>> begin Given records

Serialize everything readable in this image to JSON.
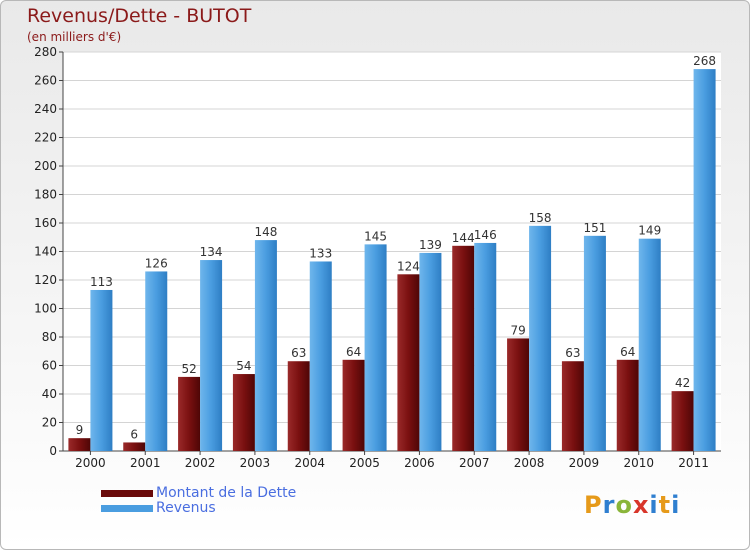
{
  "chart_data": {
    "type": "bar",
    "title": "Revenus/Dette - BUTOT",
    "subtitle": "(en milliers d'€)",
    "categories": [
      "2000",
      "2001",
      "2002",
      "2003",
      "2004",
      "2005",
      "2006",
      "2007",
      "2008",
      "2009",
      "2010",
      "2011"
    ],
    "series": [
      {
        "name": "Montant de la Dette",
        "color": "#7a0f0f",
        "values": [
          9,
          6,
          52,
          54,
          63,
          64,
          124,
          144,
          79,
          63,
          64,
          42
        ]
      },
      {
        "name": "Revenus",
        "color": "#4a9de0",
        "values": [
          113,
          126,
          134,
          148,
          133,
          145,
          139,
          146,
          158,
          151,
          149,
          268
        ]
      }
    ],
    "yticks": [
      0,
      20,
      40,
      60,
      80,
      100,
      120,
      140,
      160,
      180,
      200,
      220,
      240,
      260,
      280
    ],
    "ylim": [
      0,
      280
    ],
    "grid": true,
    "legend_position": "bottom-left"
  },
  "logo_text": "Proxiti"
}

>> end Given records

Repeat all the data as it stands, dropping any images it holds.

_Solution_
Serialize everything readable in this image to JSON.
{
  "chart_data": {
    "type": "bar",
    "title": "Revenus/Dette - BUTOT",
    "subtitle": "(en milliers d'€)",
    "categories": [
      "2000",
      "2001",
      "2002",
      "2003",
      "2004",
      "2005",
      "2006",
      "2007",
      "2008",
      "2009",
      "2010",
      "2011"
    ],
    "series": [
      {
        "name": "Montant de la Dette",
        "color": "#7a0f0f",
        "values": [
          9,
          6,
          52,
          54,
          63,
          64,
          124,
          144,
          79,
          63,
          64,
          42
        ]
      },
      {
        "name": "Revenus",
        "color": "#4a9de0",
        "values": [
          113,
          126,
          134,
          148,
          133,
          145,
          139,
          146,
          158,
          151,
          149,
          268
        ]
      }
    ],
    "yticks": [
      0,
      20,
      40,
      60,
      80,
      100,
      120,
      140,
      160,
      180,
      200,
      220,
      240,
      260,
      280
    ],
    "ylim": [
      0,
      280
    ],
    "grid": true,
    "legend_position": "bottom-left"
  },
  "logo_text": "Proxiti"
}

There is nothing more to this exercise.